- SOURCE DATA:
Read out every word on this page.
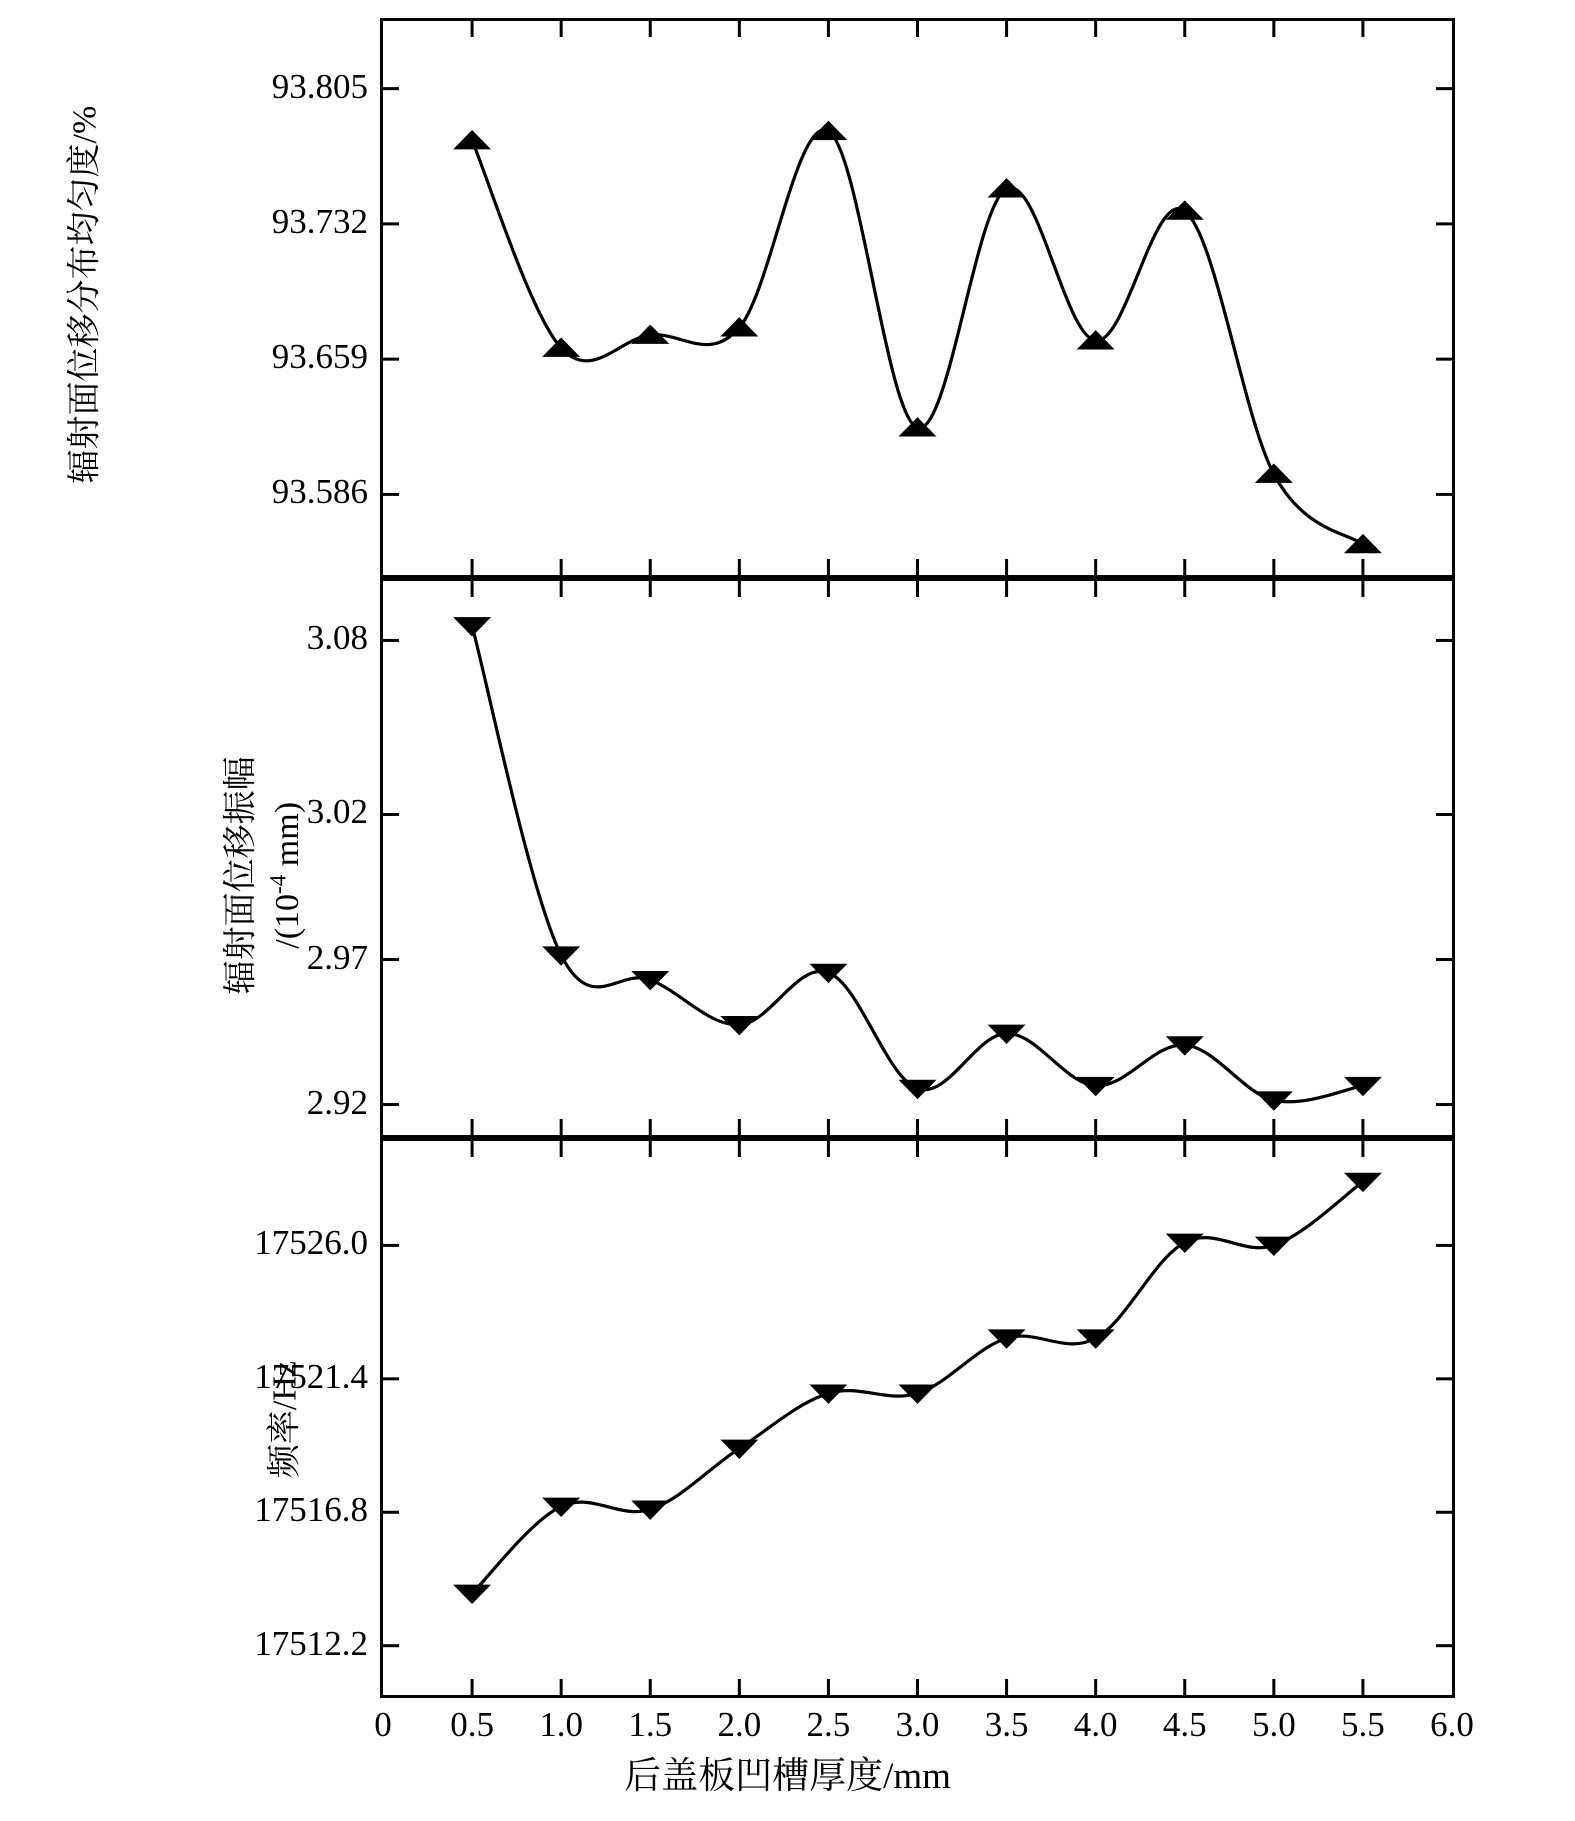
辐射面位移分布均匀度/%
辐射面位移振幅 $/(10^{-4}$ mm)
频率/Hz
93.586
93.659
93.732
93.805
2.92
2.97
3.02
3.08
17512.2
17516.8
17521.4
17526.0
0	0.5	1.0	1.5	2.0	2.5	3.0	3.5	4.0	4.5	5.0	5.5	6.0
后盖板凹槽厚度/mm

- WRITTEN TASK:
The pictures should not appear in the copy; every other part of the records above must be returned exactly.

- RESPONSE FOR THIS EXERCISE:
Read out every word on this page.
辐射面位移分布均匀度/%
辐射面位移振幅 $/(10^{-4}$ mm)
频率/Hz
93.586
93.659
93.732
93.805
2.92
2.97
3.02
3.08
17512.2
17516.8
17521.4
17526.0
0	0.5	1.0	1.5	2.0	2.5	3.0	3.5	4.0	4.5	5.0	5.5	6.0
后盖板凹槽厚度/mm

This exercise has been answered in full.